## Task material
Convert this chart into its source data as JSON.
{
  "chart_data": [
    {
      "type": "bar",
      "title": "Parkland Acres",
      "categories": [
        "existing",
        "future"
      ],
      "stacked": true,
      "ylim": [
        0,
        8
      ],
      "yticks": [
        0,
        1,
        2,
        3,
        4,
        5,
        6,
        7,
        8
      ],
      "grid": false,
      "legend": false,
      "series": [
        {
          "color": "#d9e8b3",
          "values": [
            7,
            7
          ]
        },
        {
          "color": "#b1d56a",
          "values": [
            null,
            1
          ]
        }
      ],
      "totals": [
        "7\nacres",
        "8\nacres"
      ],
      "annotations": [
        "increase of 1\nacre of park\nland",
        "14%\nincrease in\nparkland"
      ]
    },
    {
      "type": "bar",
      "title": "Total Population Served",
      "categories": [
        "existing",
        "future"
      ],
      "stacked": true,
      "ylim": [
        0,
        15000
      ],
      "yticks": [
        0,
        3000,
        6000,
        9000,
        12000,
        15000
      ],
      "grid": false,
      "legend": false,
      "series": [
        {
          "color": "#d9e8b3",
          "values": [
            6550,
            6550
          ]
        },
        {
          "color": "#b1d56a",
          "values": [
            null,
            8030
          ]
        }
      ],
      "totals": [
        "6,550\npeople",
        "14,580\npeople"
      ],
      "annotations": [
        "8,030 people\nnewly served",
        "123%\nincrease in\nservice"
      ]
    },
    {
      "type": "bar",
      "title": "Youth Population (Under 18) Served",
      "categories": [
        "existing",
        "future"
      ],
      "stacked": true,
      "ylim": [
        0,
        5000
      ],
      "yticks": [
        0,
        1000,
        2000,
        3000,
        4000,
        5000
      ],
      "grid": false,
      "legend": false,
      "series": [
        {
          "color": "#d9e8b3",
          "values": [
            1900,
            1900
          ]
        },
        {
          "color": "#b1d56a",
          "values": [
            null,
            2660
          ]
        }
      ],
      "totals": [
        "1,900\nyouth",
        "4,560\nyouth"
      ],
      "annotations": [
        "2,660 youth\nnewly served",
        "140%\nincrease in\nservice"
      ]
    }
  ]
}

## Goal
Return the whole listing exactly.

## Response
Convert this chart into its source data as JSON.
{
  "chart_data": [
    {
      "type": "bar",
      "title": "Parkland Acres",
      "categories": [
        "existing",
        "future"
      ],
      "stacked": true,
      "ylim": [
        0,
        8
      ],
      "yticks": [
        0,
        1,
        2,
        3,
        4,
        5,
        6,
        7,
        8
      ],
      "grid": false,
      "legend": false,
      "series": [
        {
          "color": "#d9e8b3",
          "values": [
            7,
            7
          ]
        },
        {
          "color": "#b1d56a",
          "values": [
            null,
            1
          ]
        }
      ],
      "totals": [
        "7\nacres",
        "8\nacres"
      ],
      "annotations": [
        "increase of 1\nacre of park\nland",
        "14%\nincrease in\nparkland"
      ]
    },
    {
      "type": "bar",
      "title": "Total Population Served",
      "categories": [
        "existing",
        "future"
      ],
      "stacked": true,
      "ylim": [
        0,
        15000
      ],
      "yticks": [
        0,
        3000,
        6000,
        9000,
        12000,
        15000
      ],
      "grid": false,
      "legend": false,
      "series": [
        {
          "color": "#d9e8b3",
          "values": [
            6550,
            6550
          ]
        },
        {
          "color": "#b1d56a",
          "values": [
            null,
            8030
          ]
        }
      ],
      "totals": [
        "6,550\npeople",
        "14,580\npeople"
      ],
      "annotations": [
        "8,030 people\nnewly served",
        "123%\nincrease in\nservice"
      ]
    },
    {
      "type": "bar",
      "title": "Youth Population (Under 18) Served",
      "categories": [
        "existing",
        "future"
      ],
      "stacked": true,
      "ylim": [
        0,
        5000
      ],
      "yticks": [
        0,
        1000,
        2000,
        3000,
        4000,
        5000
      ],
      "grid": false,
      "legend": false,
      "series": [
        {
          "color": "#d9e8b3",
          "values": [
            1900,
            1900
          ]
        },
        {
          "color": "#b1d56a",
          "values": [
            null,
            2660
          ]
        }
      ],
      "totals": [
        "1,900\nyouth",
        "4,560\nyouth"
      ],
      "annotations": [
        "2,660 youth\nnewly served",
        "140%\nincrease in\nservice"
      ]
    }
  ]
}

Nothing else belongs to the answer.